— Begin —

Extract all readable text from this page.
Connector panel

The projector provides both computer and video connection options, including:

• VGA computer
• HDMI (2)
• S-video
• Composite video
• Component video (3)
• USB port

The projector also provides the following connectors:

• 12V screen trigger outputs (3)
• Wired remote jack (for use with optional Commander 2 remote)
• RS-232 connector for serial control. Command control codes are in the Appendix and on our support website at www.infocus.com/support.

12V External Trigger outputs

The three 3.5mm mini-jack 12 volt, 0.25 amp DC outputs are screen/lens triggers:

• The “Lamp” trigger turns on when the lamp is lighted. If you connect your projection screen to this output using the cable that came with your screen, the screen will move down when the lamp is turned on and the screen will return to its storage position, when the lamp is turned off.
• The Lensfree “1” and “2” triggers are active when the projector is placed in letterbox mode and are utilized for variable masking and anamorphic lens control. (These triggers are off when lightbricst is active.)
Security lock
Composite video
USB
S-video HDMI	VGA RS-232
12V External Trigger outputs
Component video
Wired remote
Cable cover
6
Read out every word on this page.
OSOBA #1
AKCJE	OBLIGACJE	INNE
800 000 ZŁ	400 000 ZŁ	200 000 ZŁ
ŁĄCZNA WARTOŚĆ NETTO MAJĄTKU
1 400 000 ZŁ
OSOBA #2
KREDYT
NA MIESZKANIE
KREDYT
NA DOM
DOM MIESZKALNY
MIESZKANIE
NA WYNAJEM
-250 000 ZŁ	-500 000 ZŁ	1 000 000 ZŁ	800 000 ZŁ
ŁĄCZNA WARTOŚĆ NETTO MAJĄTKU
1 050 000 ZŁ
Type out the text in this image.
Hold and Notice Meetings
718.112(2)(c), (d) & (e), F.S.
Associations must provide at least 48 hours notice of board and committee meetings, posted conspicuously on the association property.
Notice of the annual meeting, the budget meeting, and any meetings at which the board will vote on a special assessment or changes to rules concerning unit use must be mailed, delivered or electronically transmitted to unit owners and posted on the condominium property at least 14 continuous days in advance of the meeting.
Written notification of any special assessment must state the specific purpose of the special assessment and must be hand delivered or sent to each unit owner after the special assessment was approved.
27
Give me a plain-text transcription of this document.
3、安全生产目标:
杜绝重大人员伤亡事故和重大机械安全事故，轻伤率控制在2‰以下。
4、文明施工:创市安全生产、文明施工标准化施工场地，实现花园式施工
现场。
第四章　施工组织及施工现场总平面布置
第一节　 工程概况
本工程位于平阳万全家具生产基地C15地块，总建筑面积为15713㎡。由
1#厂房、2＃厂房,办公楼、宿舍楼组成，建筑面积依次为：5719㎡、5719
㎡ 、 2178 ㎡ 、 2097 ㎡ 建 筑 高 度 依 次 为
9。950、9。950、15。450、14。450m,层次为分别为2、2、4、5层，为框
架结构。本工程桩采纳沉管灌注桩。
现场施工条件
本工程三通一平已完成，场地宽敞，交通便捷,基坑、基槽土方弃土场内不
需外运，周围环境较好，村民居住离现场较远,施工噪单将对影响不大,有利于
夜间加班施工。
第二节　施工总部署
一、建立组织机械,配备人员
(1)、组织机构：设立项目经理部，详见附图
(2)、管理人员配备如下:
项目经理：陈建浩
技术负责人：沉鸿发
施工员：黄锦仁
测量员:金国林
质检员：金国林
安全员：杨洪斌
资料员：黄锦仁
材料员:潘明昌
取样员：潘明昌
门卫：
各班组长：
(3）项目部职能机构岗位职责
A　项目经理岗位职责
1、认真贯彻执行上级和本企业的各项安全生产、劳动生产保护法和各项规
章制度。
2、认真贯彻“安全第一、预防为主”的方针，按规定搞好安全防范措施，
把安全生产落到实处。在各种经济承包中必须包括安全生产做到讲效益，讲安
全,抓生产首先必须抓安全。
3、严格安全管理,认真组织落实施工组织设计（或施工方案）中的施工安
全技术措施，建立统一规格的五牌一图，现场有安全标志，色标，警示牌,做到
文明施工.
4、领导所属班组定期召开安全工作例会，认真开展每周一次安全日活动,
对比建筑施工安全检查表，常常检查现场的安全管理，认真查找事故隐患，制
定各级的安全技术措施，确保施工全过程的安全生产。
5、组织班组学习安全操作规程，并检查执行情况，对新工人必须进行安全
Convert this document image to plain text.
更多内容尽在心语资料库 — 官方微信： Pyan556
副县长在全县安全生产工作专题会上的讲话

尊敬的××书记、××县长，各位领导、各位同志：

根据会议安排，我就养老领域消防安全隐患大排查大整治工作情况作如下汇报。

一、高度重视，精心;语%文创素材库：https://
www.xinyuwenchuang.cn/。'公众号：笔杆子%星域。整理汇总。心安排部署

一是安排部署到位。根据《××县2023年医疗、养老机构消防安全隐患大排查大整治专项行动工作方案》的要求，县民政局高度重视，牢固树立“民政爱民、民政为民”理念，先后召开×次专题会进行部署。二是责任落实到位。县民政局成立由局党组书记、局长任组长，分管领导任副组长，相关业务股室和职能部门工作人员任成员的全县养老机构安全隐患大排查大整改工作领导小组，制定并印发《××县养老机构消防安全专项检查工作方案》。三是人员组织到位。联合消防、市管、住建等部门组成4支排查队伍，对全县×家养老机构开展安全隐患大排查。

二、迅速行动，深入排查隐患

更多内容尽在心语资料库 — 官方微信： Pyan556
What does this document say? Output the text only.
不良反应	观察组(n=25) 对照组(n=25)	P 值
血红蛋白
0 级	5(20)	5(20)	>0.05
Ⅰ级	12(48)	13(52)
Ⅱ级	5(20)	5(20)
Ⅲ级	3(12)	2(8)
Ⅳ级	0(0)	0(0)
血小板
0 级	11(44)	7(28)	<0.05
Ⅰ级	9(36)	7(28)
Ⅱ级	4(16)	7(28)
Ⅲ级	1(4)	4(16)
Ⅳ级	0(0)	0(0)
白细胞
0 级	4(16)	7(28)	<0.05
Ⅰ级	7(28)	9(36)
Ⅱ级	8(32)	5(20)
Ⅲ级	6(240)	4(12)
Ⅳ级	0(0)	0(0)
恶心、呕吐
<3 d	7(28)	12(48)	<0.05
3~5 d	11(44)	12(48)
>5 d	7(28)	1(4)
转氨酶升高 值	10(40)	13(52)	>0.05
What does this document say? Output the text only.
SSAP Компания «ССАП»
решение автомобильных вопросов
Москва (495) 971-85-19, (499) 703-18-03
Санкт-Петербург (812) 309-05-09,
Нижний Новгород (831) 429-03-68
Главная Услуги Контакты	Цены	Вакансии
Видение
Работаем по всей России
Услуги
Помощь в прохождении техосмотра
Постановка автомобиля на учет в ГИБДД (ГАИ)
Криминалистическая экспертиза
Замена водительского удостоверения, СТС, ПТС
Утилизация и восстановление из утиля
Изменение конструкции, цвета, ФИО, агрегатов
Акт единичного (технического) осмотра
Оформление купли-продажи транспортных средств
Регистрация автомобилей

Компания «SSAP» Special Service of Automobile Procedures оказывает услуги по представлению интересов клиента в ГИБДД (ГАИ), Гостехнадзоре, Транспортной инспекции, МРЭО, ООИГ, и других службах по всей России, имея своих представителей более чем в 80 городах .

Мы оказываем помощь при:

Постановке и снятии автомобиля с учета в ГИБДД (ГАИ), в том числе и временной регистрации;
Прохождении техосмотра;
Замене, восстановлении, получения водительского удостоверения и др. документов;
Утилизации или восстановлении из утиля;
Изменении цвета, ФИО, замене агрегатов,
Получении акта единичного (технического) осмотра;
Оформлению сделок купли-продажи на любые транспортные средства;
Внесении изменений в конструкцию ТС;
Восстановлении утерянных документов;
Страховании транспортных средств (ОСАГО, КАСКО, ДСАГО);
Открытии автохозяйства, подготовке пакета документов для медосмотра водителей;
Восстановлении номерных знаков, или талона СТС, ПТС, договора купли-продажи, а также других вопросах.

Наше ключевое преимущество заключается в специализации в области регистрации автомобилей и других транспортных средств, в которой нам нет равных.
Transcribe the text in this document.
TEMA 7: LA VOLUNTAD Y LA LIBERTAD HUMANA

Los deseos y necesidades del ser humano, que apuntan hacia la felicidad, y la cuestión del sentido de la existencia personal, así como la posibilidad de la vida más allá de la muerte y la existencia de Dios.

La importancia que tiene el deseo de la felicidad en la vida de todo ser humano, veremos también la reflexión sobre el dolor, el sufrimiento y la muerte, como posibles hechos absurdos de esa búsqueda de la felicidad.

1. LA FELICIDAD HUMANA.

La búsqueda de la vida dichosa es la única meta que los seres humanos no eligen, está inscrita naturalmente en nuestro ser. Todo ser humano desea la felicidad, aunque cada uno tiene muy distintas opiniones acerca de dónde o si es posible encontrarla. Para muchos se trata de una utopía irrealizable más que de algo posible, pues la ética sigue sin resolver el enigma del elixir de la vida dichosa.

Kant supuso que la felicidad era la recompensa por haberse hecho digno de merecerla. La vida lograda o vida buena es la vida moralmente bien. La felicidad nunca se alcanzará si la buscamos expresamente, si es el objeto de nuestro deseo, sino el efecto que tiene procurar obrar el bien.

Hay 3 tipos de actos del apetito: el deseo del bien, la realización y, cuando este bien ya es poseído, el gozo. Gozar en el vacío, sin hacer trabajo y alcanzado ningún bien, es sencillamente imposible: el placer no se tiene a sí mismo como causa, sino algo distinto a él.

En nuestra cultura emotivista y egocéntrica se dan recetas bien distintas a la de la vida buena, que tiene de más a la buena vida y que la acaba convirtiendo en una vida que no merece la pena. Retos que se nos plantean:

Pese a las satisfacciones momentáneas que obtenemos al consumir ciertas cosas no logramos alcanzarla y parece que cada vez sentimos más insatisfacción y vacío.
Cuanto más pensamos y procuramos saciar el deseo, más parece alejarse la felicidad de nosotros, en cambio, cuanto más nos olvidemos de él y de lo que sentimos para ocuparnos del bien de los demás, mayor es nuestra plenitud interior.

— End —

● Work required: Show the lines of the records that contain the word "control".

● The completed task:
• RS-232 connector for serial control. Command control codes are in the Appendix and on our support website at www.infocus.com/support.
• The Lensfree “1” and “2” triggers are active when the projector is placed in letterbox mode and are utilized for variable masking and anamorphic lens control. (These triggers are off when lightbricst is active.)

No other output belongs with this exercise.